(Collected data entries)
# # # # #
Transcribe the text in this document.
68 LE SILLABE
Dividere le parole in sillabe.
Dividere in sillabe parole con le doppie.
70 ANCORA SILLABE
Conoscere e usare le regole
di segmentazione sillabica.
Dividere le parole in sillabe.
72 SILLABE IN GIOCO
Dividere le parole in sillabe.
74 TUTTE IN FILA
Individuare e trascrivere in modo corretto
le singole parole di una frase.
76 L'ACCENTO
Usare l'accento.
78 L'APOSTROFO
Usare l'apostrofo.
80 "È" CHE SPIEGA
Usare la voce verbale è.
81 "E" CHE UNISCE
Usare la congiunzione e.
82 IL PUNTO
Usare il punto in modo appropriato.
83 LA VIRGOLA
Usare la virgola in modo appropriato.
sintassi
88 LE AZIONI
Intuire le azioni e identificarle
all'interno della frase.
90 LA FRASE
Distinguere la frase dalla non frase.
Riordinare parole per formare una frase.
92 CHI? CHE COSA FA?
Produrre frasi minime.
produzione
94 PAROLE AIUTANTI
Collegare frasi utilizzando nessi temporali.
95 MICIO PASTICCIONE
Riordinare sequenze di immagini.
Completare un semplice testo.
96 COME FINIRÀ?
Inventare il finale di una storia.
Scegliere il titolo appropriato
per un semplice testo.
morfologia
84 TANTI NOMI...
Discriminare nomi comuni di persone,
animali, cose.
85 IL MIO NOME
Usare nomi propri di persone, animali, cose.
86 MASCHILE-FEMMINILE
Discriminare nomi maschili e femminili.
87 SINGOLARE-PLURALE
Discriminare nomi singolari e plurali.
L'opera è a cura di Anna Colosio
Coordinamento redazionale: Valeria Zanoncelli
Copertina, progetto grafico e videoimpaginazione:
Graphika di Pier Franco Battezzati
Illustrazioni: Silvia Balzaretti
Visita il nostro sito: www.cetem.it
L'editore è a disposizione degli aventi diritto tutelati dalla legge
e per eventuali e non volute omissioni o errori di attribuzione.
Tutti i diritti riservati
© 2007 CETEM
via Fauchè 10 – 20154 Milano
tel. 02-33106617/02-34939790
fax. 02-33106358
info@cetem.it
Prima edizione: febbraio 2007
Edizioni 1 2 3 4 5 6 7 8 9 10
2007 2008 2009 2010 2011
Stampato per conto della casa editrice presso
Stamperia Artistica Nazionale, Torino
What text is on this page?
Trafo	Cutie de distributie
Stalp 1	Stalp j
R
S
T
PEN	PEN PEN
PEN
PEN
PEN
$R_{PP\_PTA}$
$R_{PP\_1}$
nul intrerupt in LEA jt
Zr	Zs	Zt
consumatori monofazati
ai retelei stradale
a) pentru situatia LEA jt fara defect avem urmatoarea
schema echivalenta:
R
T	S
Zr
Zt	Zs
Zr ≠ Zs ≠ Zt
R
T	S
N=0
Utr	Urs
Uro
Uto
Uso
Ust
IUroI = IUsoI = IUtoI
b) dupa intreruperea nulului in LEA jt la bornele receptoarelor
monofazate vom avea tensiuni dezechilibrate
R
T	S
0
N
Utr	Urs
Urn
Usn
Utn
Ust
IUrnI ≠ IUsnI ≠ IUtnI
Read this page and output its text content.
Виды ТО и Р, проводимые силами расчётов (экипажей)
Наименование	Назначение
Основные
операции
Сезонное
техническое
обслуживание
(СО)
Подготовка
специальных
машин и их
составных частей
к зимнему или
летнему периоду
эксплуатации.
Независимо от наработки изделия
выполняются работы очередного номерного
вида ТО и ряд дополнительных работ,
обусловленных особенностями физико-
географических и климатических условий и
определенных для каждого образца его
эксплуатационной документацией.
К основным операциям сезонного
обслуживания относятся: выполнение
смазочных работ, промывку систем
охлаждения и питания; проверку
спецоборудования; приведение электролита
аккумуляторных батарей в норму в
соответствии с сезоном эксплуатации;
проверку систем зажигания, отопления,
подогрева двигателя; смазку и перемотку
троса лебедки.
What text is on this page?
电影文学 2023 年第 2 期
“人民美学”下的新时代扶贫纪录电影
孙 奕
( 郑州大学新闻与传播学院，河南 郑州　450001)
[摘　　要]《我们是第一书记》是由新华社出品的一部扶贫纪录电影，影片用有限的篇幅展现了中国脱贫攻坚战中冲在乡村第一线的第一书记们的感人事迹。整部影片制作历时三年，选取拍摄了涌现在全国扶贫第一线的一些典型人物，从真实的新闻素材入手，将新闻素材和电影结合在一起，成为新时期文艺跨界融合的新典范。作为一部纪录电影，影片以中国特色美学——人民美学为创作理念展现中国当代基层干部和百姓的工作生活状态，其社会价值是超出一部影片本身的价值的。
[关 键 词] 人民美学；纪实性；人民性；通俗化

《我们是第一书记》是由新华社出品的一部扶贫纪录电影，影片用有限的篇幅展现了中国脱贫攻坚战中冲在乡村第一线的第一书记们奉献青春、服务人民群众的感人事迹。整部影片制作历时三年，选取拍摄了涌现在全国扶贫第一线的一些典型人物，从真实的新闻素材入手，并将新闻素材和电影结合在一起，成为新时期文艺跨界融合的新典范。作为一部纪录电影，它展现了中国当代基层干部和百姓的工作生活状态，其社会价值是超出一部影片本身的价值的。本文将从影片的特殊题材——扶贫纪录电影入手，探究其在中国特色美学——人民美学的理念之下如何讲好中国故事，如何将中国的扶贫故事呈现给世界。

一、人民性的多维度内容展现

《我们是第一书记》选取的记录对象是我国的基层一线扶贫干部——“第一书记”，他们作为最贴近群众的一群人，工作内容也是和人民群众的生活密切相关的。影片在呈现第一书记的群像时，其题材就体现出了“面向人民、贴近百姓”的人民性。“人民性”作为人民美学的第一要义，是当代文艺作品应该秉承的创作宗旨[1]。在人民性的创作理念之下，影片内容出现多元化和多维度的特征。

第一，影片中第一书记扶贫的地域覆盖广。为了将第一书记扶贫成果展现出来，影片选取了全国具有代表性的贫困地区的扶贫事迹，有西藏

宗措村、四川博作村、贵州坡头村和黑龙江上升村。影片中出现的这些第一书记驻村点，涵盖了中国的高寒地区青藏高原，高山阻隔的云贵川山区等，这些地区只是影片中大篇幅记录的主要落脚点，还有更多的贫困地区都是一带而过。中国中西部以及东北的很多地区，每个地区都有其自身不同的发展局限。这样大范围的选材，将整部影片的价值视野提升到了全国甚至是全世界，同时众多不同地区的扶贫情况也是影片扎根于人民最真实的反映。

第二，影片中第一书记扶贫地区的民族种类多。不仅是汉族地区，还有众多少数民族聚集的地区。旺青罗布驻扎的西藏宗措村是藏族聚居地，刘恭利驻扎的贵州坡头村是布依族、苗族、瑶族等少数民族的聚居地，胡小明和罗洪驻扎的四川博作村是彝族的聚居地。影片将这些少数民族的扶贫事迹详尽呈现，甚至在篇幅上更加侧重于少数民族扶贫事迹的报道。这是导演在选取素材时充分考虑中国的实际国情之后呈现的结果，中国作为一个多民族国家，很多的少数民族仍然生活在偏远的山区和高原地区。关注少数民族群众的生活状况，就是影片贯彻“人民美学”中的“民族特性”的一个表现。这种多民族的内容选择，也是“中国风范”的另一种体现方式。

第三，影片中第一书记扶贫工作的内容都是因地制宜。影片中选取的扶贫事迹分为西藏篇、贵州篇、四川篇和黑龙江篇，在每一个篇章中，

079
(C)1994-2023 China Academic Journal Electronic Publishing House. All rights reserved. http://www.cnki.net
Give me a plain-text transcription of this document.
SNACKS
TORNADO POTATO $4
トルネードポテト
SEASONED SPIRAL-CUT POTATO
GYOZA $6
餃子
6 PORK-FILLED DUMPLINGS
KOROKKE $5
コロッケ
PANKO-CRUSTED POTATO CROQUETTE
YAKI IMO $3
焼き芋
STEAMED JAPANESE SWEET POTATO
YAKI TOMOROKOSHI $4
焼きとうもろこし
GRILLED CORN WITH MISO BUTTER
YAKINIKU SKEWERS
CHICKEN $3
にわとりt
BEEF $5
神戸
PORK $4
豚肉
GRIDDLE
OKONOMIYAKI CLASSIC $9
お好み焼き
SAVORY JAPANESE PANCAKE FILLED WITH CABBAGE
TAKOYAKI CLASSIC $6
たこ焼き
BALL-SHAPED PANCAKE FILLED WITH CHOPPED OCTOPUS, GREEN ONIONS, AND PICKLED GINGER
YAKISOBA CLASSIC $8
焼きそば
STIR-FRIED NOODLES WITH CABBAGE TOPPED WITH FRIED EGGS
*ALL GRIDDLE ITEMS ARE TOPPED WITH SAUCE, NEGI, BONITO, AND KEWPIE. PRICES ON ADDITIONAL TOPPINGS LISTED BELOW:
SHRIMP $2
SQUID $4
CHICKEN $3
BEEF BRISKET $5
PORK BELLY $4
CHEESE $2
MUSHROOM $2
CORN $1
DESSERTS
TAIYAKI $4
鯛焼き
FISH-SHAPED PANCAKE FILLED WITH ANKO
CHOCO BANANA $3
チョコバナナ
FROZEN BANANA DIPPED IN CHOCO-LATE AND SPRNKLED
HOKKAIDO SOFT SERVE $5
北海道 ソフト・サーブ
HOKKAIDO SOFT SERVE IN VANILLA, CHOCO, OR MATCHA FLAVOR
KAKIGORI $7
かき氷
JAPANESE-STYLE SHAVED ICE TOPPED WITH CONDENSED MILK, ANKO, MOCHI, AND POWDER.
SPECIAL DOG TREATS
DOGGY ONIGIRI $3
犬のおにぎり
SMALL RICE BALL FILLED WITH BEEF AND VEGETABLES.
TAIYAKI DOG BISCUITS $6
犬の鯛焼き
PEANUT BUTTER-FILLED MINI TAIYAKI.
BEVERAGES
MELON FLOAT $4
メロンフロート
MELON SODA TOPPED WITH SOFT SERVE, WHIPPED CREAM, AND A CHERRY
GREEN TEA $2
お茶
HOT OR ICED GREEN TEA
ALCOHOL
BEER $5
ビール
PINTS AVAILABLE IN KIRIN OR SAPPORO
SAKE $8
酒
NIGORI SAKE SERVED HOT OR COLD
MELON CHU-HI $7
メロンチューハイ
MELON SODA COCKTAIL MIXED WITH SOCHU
# # # # #
▶ [TASK GOAL]: Gather up every line from the listing above in which the word "appropriato" occurs.

▶ [IN RESPONSE]:
Usare il punto in modo appropriato.
Usare la virgola in modo appropriato.
Scegliere il titolo appropriato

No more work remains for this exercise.